======== RECORDED INFORMATION ========

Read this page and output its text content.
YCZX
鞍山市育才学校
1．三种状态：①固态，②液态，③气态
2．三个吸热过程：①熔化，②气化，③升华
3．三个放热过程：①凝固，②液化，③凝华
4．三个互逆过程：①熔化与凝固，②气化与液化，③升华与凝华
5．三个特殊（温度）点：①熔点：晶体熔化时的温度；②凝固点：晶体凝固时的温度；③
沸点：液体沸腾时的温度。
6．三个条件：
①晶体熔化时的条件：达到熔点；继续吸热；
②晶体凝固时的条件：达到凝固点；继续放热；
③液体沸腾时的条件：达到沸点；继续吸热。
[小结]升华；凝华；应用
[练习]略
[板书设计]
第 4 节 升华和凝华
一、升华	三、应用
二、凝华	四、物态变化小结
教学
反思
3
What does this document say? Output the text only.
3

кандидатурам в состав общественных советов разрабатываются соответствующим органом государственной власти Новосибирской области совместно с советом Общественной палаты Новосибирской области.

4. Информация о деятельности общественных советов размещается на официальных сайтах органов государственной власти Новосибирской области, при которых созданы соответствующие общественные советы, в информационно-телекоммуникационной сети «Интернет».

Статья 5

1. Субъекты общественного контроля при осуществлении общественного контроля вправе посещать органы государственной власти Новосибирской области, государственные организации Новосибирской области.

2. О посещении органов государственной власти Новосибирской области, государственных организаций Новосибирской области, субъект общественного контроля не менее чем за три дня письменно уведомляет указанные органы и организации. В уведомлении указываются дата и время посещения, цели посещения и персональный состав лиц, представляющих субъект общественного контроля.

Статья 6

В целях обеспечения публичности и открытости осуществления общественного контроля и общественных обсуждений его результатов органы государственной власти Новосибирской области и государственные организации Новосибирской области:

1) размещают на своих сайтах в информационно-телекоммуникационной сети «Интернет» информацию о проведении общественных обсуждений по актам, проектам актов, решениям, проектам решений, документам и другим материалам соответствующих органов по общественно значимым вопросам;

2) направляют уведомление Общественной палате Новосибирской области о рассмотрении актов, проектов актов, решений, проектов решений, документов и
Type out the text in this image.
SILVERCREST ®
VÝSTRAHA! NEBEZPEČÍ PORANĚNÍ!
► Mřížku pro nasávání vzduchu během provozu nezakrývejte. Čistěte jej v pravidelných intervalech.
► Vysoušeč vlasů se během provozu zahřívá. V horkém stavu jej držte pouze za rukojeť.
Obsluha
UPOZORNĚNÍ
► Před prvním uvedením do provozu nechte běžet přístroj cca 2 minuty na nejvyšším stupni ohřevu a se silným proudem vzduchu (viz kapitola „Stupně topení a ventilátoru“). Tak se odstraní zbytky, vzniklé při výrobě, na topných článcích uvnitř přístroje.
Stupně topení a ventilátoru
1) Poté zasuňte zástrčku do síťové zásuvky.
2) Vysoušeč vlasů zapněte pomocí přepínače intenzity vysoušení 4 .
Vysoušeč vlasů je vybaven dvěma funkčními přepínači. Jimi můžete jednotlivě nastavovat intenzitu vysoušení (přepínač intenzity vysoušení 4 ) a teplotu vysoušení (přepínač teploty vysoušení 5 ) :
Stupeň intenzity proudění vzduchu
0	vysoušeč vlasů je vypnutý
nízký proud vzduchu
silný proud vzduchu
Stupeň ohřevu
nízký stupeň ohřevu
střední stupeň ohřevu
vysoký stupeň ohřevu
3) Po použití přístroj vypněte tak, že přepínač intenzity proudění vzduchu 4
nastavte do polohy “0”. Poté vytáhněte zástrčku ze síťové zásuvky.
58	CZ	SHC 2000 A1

========

◆ **DIRECTIONS**
Nothing may be left out: return each entry exactly as it reads.

◆ **CORRECT RESPONSE**
Read this page and output its text content.
YCZX
鞍山市育才学校
1．三种状态：①固态，②液态，③气态
2．三个吸热过程：①熔化，②气化，③升华
3．三个放热过程：①凝固，②液化，③凝华
4．三个互逆过程：①熔化与凝固，②气化与液化，③升华与凝华
5．三个特殊（温度）点：①熔点：晶体熔化时的温度；②凝固点：晶体凝固时的温度；③
沸点：液体沸腾时的温度。
6．三个条件：
①晶体熔化时的条件：达到熔点；继续吸热；
②晶体凝固时的条件：达到凝固点；继续放热；
③液体沸腾时的条件：达到沸点；继续吸热。
[小结]升华；凝华；应用
[练习]略
[板书设计]
第 4 节 升华和凝华
一、升华	三、应用
二、凝华	四、物态变化小结
教学
反思
3
What does this document say? Output the text only.
3

кандидатурам в состав общественных советов разрабатываются соответствующим органом государственной власти Новосибирской области совместно с советом Общественной палаты Новосибирской области.

4. Информация о деятельности общественных советов размещается на официальных сайтах органов государственной власти Новосибирской области, при которых созданы соответствующие общественные советы, в информационно-телекоммуникационной сети «Интернет».

Статья 5

1. Субъекты общественного контроля при осуществлении общественного контроля вправе посещать органы государственной власти Новосибирской области, государственные организации Новосибирской области.

2. О посещении органов государственной власти Новосибирской области, государственных организаций Новосибирской области, субъект общественного контроля не менее чем за три дня письменно уведомляет указанные органы и организации. В уведомлении указываются дата и время посещения, цели посещения и персональный состав лиц, представляющих субъект общественного контроля.

Статья 6

В целях обеспечения публичности и открытости осуществления общественного контроля и общественных обсуждений его результатов органы государственной власти Новосибирской области и государственные организации Новосибирской области:

1) размещают на своих сайтах в информационно-телекоммуникационной сети «Интернет» информацию о проведении общественных обсуждений по актам, проектам актов, решениям, проектам решений, документам и другим материалам соответствующих органов по общественно значимым вопросам;

2) направляют уведомление Общественной палате Новосибирской области о рассмотрении актов, проектов актов, решений, проектов решений, документов и
Type out the text in this image.
SILVERCREST ®
VÝSTRAHA! NEBEZPEČÍ PORANĚNÍ!
► Mřížku pro nasávání vzduchu během provozu nezakrývejte. Čistěte jej v pravidelných intervalech.
► Vysoušeč vlasů se během provozu zahřívá. V horkém stavu jej držte pouze za rukojeť.
Obsluha
UPOZORNĚNÍ
► Před prvním uvedením do provozu nechte běžet přístroj cca 2 minuty na nejvyšším stupni ohřevu a se silným proudem vzduchu (viz kapitola „Stupně topení a ventilátoru“). Tak se odstraní zbytky, vzniklé při výrobě, na topných článcích uvnitř přístroje.
Stupně topení a ventilátoru
1) Poté zasuňte zástrčku do síťové zásuvky.
2) Vysoušeč vlasů zapněte pomocí přepínače intenzity vysoušení 4 .
Vysoušeč vlasů je vybaven dvěma funkčními přepínači. Jimi můžete jednotlivě nastavovat intenzitu vysoušení (přepínač intenzity vysoušení 4 ) a teplotu vysoušení (přepínač teploty vysoušení 5 ) :
Stupeň intenzity proudění vzduchu
0	vysoušeč vlasů je vypnutý
nízký proud vzduchu
silný proud vzduchu
Stupeň ohřevu
nízký stupeň ohřevu
střední stupeň ohřevu
vysoký stupeň ohřevu
3) Po použití přístroj vypněte tak, že přepínač intenzity proudění vzduchu 4
nastavte do polohy “0”. Poté vytáhněte zástrčku ze síťové zásuvky.
58	CZ	SHC 2000 A1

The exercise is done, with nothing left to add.